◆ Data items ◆
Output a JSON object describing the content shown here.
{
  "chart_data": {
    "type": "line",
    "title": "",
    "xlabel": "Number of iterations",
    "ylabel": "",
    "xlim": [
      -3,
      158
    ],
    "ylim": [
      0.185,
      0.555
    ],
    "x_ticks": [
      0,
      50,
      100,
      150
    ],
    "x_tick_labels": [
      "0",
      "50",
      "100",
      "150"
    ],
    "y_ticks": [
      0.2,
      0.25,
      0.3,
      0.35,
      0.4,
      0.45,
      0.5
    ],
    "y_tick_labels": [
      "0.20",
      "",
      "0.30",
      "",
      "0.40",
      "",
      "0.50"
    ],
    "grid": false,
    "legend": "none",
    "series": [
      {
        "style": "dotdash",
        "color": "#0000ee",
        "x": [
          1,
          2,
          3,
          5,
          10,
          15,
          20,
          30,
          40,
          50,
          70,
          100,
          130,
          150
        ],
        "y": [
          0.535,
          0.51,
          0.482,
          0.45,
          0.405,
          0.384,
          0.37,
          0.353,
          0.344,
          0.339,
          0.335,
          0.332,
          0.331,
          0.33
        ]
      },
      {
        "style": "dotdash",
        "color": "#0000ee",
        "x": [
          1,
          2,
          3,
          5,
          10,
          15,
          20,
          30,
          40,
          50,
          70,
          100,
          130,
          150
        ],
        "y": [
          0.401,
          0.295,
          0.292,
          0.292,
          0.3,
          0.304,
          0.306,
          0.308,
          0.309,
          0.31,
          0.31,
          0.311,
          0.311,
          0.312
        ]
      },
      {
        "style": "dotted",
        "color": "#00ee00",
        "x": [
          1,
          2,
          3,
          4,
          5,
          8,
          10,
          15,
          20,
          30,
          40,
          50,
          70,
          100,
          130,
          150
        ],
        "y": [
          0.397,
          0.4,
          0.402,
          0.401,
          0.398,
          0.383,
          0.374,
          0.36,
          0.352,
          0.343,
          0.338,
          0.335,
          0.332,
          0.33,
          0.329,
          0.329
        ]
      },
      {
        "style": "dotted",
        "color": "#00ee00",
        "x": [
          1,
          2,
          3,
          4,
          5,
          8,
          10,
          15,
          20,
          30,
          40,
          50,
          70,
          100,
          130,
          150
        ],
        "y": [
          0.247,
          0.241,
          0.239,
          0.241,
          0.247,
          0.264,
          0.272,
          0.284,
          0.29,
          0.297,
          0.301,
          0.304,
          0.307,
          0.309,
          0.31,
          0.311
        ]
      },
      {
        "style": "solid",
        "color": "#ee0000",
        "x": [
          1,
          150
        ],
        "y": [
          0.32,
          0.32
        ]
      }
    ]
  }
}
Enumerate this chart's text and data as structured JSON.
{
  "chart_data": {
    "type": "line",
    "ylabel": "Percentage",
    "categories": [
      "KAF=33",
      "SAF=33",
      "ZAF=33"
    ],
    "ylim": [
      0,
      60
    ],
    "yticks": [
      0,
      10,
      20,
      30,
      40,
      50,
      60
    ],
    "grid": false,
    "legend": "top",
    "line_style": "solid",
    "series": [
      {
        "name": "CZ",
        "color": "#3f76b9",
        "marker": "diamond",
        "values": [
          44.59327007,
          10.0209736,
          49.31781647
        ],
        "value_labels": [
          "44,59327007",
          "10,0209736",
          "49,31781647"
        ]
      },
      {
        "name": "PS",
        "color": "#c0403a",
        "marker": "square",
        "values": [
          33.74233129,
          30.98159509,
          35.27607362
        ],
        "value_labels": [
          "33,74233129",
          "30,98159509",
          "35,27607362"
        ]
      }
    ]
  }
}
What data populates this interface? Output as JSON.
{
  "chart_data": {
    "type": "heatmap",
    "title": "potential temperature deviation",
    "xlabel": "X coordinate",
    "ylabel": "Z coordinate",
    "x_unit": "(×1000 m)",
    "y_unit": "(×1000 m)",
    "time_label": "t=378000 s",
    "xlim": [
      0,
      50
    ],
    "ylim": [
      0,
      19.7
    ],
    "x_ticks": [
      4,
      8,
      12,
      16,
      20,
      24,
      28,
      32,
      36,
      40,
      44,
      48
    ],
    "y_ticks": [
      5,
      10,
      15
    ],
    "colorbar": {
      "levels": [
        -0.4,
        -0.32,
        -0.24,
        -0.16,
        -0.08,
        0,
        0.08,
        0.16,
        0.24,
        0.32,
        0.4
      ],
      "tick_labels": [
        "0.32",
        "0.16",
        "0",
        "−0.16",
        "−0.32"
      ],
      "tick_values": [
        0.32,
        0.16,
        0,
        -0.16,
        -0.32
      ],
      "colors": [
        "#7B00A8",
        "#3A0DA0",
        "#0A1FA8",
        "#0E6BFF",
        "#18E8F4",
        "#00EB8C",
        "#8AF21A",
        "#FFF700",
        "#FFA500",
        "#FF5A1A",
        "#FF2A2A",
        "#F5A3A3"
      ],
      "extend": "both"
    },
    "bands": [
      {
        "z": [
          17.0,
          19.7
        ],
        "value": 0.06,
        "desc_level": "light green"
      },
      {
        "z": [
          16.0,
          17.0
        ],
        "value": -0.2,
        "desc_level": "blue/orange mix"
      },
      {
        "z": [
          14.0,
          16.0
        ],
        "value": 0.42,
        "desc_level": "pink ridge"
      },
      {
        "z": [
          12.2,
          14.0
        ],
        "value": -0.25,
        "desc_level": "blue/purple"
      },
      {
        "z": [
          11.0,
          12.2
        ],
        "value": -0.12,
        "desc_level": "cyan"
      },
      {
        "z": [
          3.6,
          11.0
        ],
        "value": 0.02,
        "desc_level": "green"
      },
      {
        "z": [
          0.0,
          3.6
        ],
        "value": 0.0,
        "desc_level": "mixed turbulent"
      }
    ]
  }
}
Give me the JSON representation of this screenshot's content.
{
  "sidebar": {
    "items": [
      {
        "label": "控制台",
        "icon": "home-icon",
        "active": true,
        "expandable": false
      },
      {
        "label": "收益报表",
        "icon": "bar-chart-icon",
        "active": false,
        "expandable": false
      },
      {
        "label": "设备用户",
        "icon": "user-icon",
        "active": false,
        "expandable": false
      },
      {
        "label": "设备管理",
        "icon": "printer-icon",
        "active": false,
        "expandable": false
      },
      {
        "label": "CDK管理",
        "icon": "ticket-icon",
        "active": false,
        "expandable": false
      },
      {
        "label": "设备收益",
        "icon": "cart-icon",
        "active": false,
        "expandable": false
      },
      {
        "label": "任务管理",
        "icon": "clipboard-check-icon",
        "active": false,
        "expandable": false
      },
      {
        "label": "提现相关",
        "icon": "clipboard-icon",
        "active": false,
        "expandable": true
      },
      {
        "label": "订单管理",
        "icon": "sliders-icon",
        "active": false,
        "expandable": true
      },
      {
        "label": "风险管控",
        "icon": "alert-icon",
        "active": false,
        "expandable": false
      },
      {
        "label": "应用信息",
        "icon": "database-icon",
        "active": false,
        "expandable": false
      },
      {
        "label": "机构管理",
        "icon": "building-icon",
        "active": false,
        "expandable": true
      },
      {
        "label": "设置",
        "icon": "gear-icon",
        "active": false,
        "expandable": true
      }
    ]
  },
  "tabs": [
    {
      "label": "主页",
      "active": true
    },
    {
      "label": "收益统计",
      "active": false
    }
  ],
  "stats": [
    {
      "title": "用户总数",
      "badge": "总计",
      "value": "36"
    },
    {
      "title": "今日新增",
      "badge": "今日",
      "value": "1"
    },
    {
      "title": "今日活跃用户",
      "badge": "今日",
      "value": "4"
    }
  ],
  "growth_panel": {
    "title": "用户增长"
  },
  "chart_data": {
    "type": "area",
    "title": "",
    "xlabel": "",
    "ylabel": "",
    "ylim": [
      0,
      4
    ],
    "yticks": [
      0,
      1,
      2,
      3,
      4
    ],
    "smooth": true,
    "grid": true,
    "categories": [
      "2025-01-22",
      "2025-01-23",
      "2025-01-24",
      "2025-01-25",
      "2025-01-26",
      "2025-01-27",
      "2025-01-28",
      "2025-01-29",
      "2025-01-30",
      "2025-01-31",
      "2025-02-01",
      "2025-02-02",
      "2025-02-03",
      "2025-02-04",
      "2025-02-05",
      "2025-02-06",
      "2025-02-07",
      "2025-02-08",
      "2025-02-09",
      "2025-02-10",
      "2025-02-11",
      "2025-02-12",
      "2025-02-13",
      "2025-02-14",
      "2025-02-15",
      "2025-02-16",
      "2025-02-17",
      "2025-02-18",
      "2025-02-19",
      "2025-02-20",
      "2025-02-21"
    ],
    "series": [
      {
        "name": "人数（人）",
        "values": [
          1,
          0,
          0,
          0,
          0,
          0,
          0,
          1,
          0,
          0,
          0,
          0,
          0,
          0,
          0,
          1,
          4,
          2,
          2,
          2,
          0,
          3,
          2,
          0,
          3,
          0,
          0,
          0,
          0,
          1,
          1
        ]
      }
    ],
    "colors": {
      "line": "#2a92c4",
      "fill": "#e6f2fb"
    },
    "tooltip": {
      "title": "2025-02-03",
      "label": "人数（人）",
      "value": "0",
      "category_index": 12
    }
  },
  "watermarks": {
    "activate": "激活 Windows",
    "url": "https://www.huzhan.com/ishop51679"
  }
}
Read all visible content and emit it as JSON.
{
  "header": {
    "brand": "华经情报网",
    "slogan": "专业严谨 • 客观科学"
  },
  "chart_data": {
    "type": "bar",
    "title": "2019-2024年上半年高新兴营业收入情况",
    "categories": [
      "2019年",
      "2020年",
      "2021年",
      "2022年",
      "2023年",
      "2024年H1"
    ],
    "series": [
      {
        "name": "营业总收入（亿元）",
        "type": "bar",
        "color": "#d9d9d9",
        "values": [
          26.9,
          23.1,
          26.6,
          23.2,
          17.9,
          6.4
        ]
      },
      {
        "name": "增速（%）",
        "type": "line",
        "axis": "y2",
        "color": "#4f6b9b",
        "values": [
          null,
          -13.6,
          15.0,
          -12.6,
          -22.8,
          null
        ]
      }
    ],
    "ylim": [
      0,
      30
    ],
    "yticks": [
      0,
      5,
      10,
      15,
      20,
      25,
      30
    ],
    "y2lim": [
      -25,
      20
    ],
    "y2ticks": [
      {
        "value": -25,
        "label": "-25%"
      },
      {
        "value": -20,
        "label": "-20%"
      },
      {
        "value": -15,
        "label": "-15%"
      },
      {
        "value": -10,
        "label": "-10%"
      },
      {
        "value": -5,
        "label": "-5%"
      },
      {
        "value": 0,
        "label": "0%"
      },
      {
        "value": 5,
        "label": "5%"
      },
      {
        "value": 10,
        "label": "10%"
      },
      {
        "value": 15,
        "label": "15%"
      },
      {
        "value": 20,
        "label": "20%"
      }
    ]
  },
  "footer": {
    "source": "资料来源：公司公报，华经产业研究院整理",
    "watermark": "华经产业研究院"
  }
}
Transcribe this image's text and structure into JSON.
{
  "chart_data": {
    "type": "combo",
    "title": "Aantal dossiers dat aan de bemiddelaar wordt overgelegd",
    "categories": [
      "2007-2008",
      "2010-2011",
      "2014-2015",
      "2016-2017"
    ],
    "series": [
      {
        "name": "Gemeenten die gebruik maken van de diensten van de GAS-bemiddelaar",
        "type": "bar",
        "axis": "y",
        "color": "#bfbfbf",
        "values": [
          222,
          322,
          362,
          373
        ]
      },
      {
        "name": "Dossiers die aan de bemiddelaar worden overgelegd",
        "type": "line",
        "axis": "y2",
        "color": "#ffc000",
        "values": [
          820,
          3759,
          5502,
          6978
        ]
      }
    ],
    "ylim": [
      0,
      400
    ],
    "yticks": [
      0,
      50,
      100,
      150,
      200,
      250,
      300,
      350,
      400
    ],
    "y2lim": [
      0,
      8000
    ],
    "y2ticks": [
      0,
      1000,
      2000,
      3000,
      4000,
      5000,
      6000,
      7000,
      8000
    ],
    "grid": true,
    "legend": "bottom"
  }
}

◆ Your instructions ◆
Find the lines containing "title" and list every one of them.

◆ Correct response ◆
    "title": "",
    "title": "potential temperature deviation",
      "title": "用户总数",
      "title": "今日新增",
      "title": "今日活跃用户",
    "title": "用户增长"
    "title": "",
      "title": "2025-02-03",
    "title": "2019-2024年上半年高新兴营业收入情况",
    "title": "Aantal dossiers dat aan de bemiddelaar wordt overgelegd",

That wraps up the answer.